Rows from a dataset:
— BEGIN —

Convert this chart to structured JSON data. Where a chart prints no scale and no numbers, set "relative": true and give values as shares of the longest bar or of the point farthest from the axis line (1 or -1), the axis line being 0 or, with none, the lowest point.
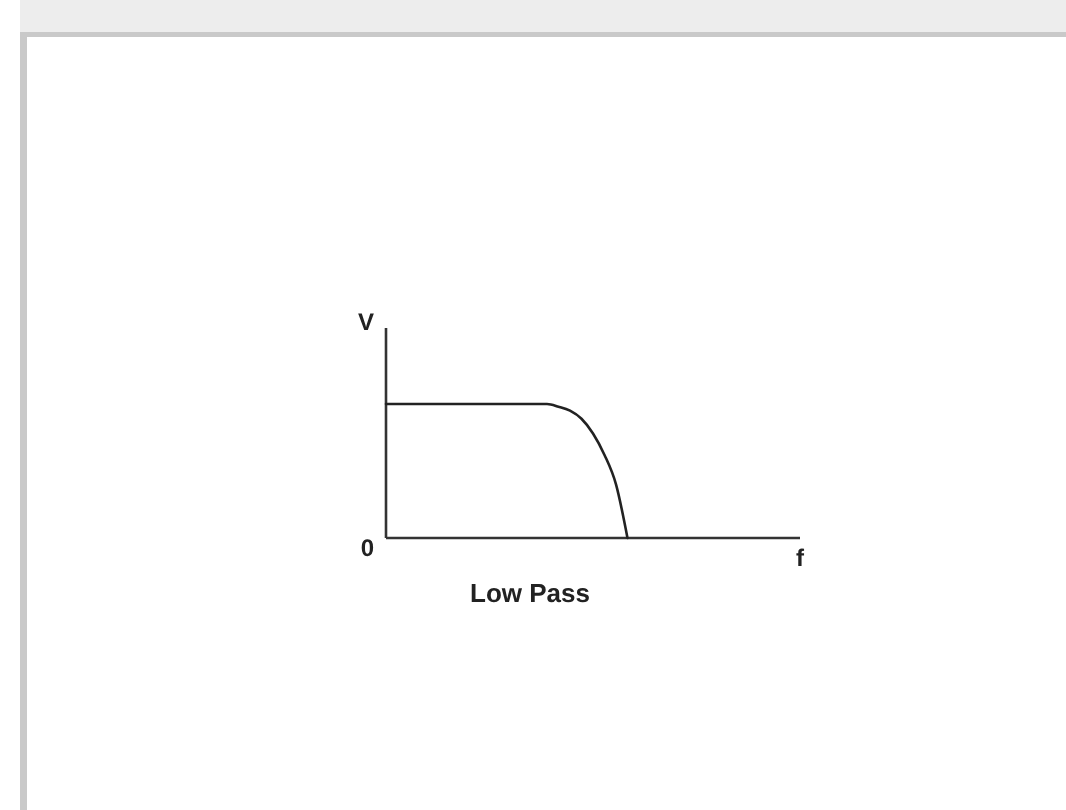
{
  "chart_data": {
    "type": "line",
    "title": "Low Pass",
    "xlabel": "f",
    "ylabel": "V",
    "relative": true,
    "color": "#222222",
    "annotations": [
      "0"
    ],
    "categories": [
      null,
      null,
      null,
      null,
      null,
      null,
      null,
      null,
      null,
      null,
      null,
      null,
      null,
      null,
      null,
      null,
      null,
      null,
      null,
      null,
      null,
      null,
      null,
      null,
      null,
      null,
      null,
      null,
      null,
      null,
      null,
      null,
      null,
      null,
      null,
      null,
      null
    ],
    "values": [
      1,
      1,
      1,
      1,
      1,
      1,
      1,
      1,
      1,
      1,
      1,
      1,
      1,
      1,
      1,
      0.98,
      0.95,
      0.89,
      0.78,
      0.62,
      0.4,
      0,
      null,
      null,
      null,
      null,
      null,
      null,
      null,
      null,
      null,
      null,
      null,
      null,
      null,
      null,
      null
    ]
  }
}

— END —

• Written exercise: Transcribe each entry above exactly, apart from the pictures.

• Response for this exercise:
Convert this chart to structured JSON data. Where a chart prints no scale and no numbers, set "relative": true and give values as shares of the longest bar or of the point farthest from the axis line (1 or -1), the axis line being 0 or, with none, the lowest point.
{
  "chart_data": {
    "type": "line",
    "title": "Low Pass",
    "xlabel": "f",
    "ylabel": "V",
    "relative": true,
    "color": "#222222",
    "annotations": [
      "0"
    ],
    "categories": [
      null,
      null,
      null,
      null,
      null,
      null,
      null,
      null,
      null,
      null,
      null,
      null,
      null,
      null,
      null,
      null,
      null,
      null,
      null,
      null,
      null,
      null,
      null,
      null,
      null,
      null,
      null,
      null,
      null,
      null,
      null,
      null,
      null,
      null,
      null,
      null,
      null
    ],
    "values": [
      1,
      1,
      1,
      1,
      1,
      1,
      1,
      1,
      1,
      1,
      1,
      1,
      1,
      1,
      1,
      0.98,
      0.95,
      0.89,
      0.78,
      0.62,
      0.4,
      0,
      null,
      null,
      null,
      null,
      null,
      null,
      null,
      null,
      null,
      null,
      null,
      null,
      null,
      null,
      null
    ]
  }
}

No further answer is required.